Recast everything from the row containing "paragraph-include-in-fund: - принятие" down to the row containing "paragraph-reporting-institutions: - предоставляют", both included, as a JSON list of strings with one string per row and blank lines left out.

BEGIN SUPPLIED RECORDS

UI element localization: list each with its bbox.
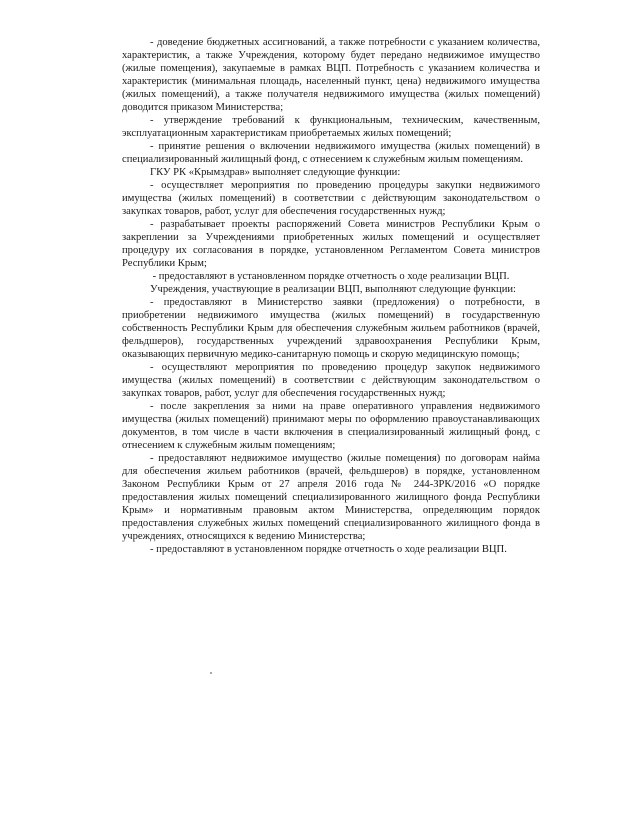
paragraph-include-in-fund: - принятие решения о включении недвижимого имущества (жилых помещений) в специализированный жилищный фонд, с отнесением к служебным жилым помещениям. — [122, 141, 540, 165]
paragraph-procurement-institutions: - осуществляют мероприятия по проведению процедур закупок недвижимого имущества (жилых помещений) в соответствии с действующим законодательством о закупках товаров, работ, услуг для обеспечения государственных нужд; — [122, 362, 540, 399]
paragraph-krymzdrav-functions-heading: ГКУ РК «Крымздрав» выполняет следующие функции: — [150, 167, 401, 178]
paragraph-procurement-procedure: - осуществляет мероприятия по проведению процедуры закупки недвижимого имущества (жилых помещений) в соответствии с действующим законодательством о закупках товаров, работ, услуг для обеспечения государственных нужд; — [122, 180, 540, 217]
paragraph-draft-orders: - разрабатывает проекты распоряжений Совета министров Республики Крым о закреплении за Учреждениями приобретенных жилых помещений и осуществляет процедуру их согласования в порядке, установленном Регламентом Совета министров Республики Крым; — [122, 219, 540, 269]
paragraph-reporting-institutions: - предоставляют в установленном порядке отчетность о ходе реализации ВЦП. — [150, 544, 507, 555]
paragraph-register-documents: - после закрепления за ними на праве оперативного управления недвижимого имущества (жилых помещений) принимают меры по оформлению правоустанавливающих документов, в том числе в части включения в специализированный жилищный фонд, с отнесением к служебным жилым помещениям; — [122, 401, 540, 451]
scan-artifact-dot — [210, 672, 212, 674]
paragraph-approve-requirements: - утверждение требований к функциональным, техническим, качественным, эксплуатационным характеристикам приобретаемых жилых помещений; — [122, 115, 540, 139]
paragraph-reporting-krymzdrav: - предоставляют в установленном порядке отчетность о ходе реализации ВЦП. — [152, 271, 510, 282]
paragraph-institutions-functions-heading: Учреждения, участвующие в реализации ВЦП, выполняют следующие функции: — [150, 284, 516, 295]
paragraph-budget-allocation: - доведение бюджетных ассигнований, а также потребности с указанием количества, характеристик, а также Учреждения, которому будет передано недвижимое имущество (жилые помещения), закупаемые в рамках ВЦП. Потребность с указанием количества и характеристик (минимальная площадь, населенный пункт, цена) недвижимого имущества (жилых помещений), а также получателя недвижимого имущества (жилых помещений) доводится приказом Министерства; — [122, 37, 540, 113]
paragraph-submit-requests: - предоставляют в Министерство заявки (предложения) о потребности, в приобретении недвижимого имущества (жилых помещений) в государственную собственность Республики Крым для обеспечения служебным жильем работников (врачей, фельдшеров), государственных учреждений здравоохранения Республики Крым, оказывающих первичную медико-санитарную помощь и скорую медицинскую помощь; — [122, 297, 540, 360]
paragraph-rental-agreements: - предоставляют недвижимое имущество (жилые помещения) по договорам найма для обеспечения жильем работников (врачей, фельдшеров) в порядке, установленном Законом Республики Крым от 27 апреля 2016 года № 244-ЗРК/2016 «О порядке предоставления жилых помещений специализированного жилищного фонда Республики Крым» и нормативным правовым актом Министерства, определяющим порядок предоставления служебных жилых помещений специализированного жилищного фонда в учреждениях, относящихся к ведению Министерства; — [122, 453, 540, 542]
document-body — [122, 36, 540, 556]
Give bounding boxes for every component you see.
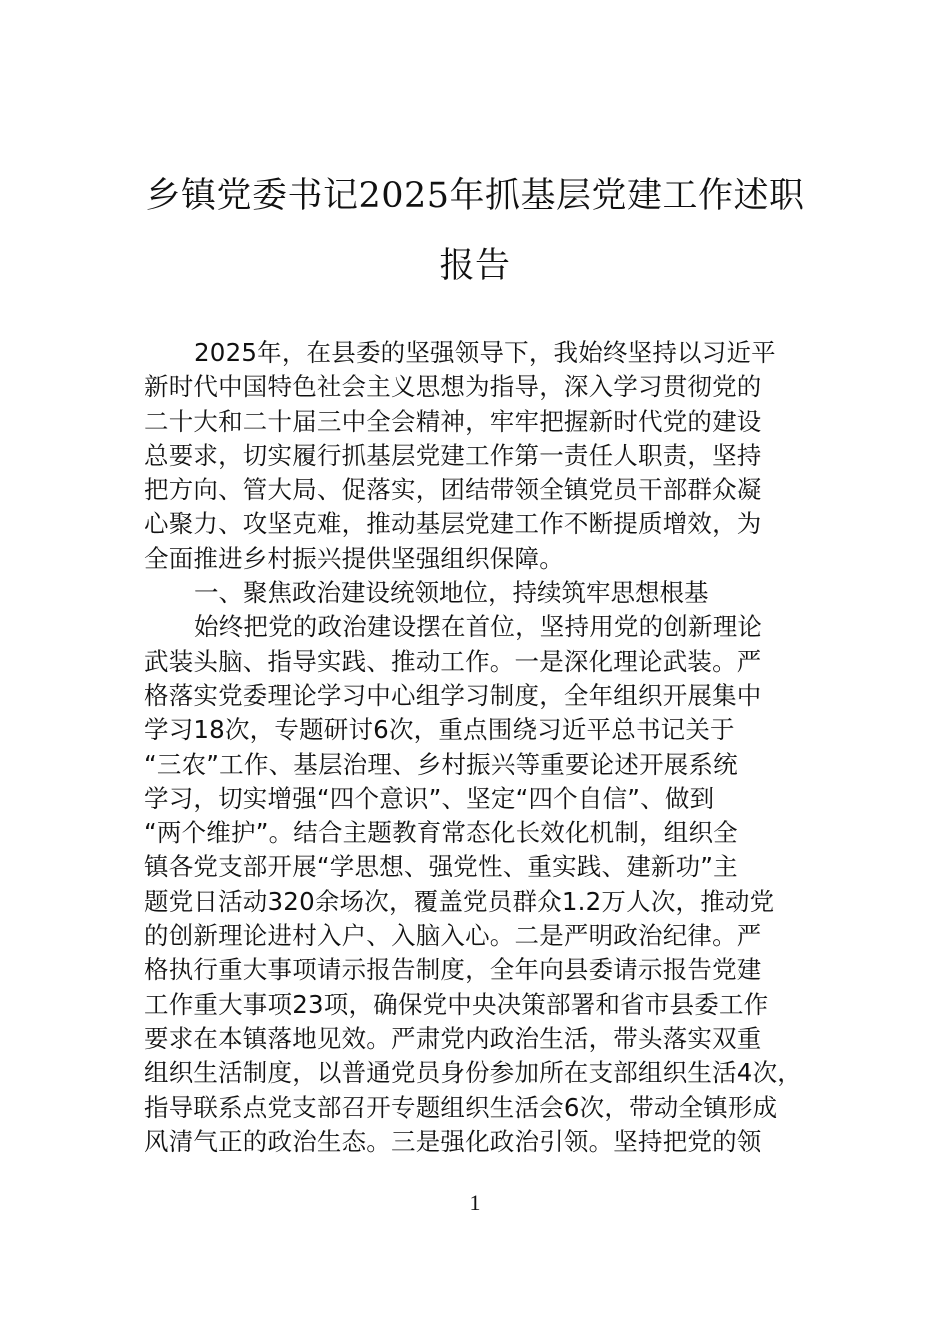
section-line: 镇各党支部开展“学思想、强党性、重实践、建新功”主 xyxy=(144,852,738,882)
section-line: “两个维护”。结合主题教育常态化长效化机制，组织全 xyxy=(144,818,738,848)
section-line: 题党日活动320余场次，覆盖党员群众1.2万人次，推动党 xyxy=(144,886,775,916)
section-line: 格执行重大事项请示报告制度，全年向县委请示报告党建 xyxy=(144,955,762,985)
title-line-2: 报告 xyxy=(439,246,511,286)
intro-line: 心聚力、攻坚克难，推动基层党建工作不断提质增效，为 xyxy=(144,509,762,539)
page-number: 1 xyxy=(469,1190,481,1215)
section-line: 指导联系点党支部召开专题组织生活会6次，带动全镇形成 xyxy=(144,1092,778,1122)
section-line: 的创新理论进村入户、入脑入心。二是严明政治纪律。严 xyxy=(144,921,762,951)
section-line: 格落实党委理论学习中心组学习制度，全年组织开展集中 xyxy=(144,680,762,710)
section-line: 始终把党的政治建设摆在首位，坚持用党的创新理论 xyxy=(194,612,763,642)
document-title xyxy=(120,161,830,301)
document-body xyxy=(144,336,808,1159)
title-line-1: 乡镇党委书记2025年抓基层党建工作述职 xyxy=(145,176,805,216)
section-line: 风清气正的政治生态。三是强化政治引领。坚持把党的领 xyxy=(144,1126,762,1156)
intro-line: 二十大和二十届三中全会精神，牢牢把握新时代党的建设 xyxy=(144,406,762,436)
section-line: 学习18次，专题研讨6次，重点围绕习近平总书记关于 xyxy=(144,715,735,745)
intro-line: 新时代中国特色社会主义思想为指导，深入学习贯彻党的 xyxy=(144,372,762,402)
section-line: 组织生活制度，以普通党员身份参加所在支部组织生活4次， xyxy=(144,1058,802,1088)
section-paragraph xyxy=(144,610,808,1159)
intro-line: 把方向、管大局、促落实，团结带领全镇党员干部群众凝 xyxy=(144,475,762,505)
section-line: 工作重大事项23项，确保党中央决策部署和省市县委工作 xyxy=(144,989,769,1019)
section-heading: 一、聚焦政治建设统领地位，持续筑牢思想根基 xyxy=(194,578,709,608)
section-line: “三农”工作、基层治理、乡村振兴等重要论述开展系统 xyxy=(144,749,738,779)
section-line: 学习，切实增强“四个意识”、坚定“四个自信”、做到 xyxy=(144,783,715,813)
intro-line: 2025年，在县委的坚强领导下，我始终坚持以习近平 xyxy=(194,338,776,367)
section-line: 武装头脑、指导实践、推动工作。一是深化理论武装。严 xyxy=(144,646,762,676)
section-line: 要求在本镇落地见效。严肃党内政治生活，带头落实双重 xyxy=(144,1023,762,1053)
intro-paragraph xyxy=(144,336,808,576)
intro-line: 全面推进乡村振兴提供坚强组织保障。 xyxy=(144,543,564,573)
intro-line: 总要求，切实履行抓基层党建工作第一责任人职责，坚持 xyxy=(144,440,762,470)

END SUPPLIED RECORDS

COMPLETE RESPONSE -
[
  "paragraph-include-in-fund: - принятие решения о включении недвижимого имущества (жилых помещений) в специализированный жилищный фонд, с отнесением к служебным жилым помещениям. — [122, 141, 540, 165]",
  "paragraph-procurement-institutions: - осуществляют мероприятия по проведению процедур закупок недвижимого имущества (жилых помещений) в соответствии с действующим законодательством о закупках товаров, работ, услуг для обеспечения государственных нужд; — [122, 362, 540, 399]",
  "paragraph-krymzdrav-functions-heading: ГКУ РК «Крымздрав» выполняет следующие функции: — [150, 167, 401, 178]",
  "paragraph-procurement-procedure: - осуществляет мероприятия по проведению процедуры закупки недвижимого имущества (жилых помещений) в соответствии с действующим законодательством о закупках товаров, работ, услуг для обеспечения государственных нужд; — [122, 180, 540, 217]",
  "paragraph-draft-orders: - разрабатывает проекты распоряжений Совета министров Республики Крым о закреплении за Учреждениями приобретенных жилых помещений и осуществляет процедуру их согласования в порядке, установленном Регламентом Совета министров Республики Крым; — [122, 219, 540, 269]",
  "paragraph-reporting-institutions: - предоставляют в установленном порядке отчетность о ходе реализации ВЦП. — [150, 544, 507, 555]"
]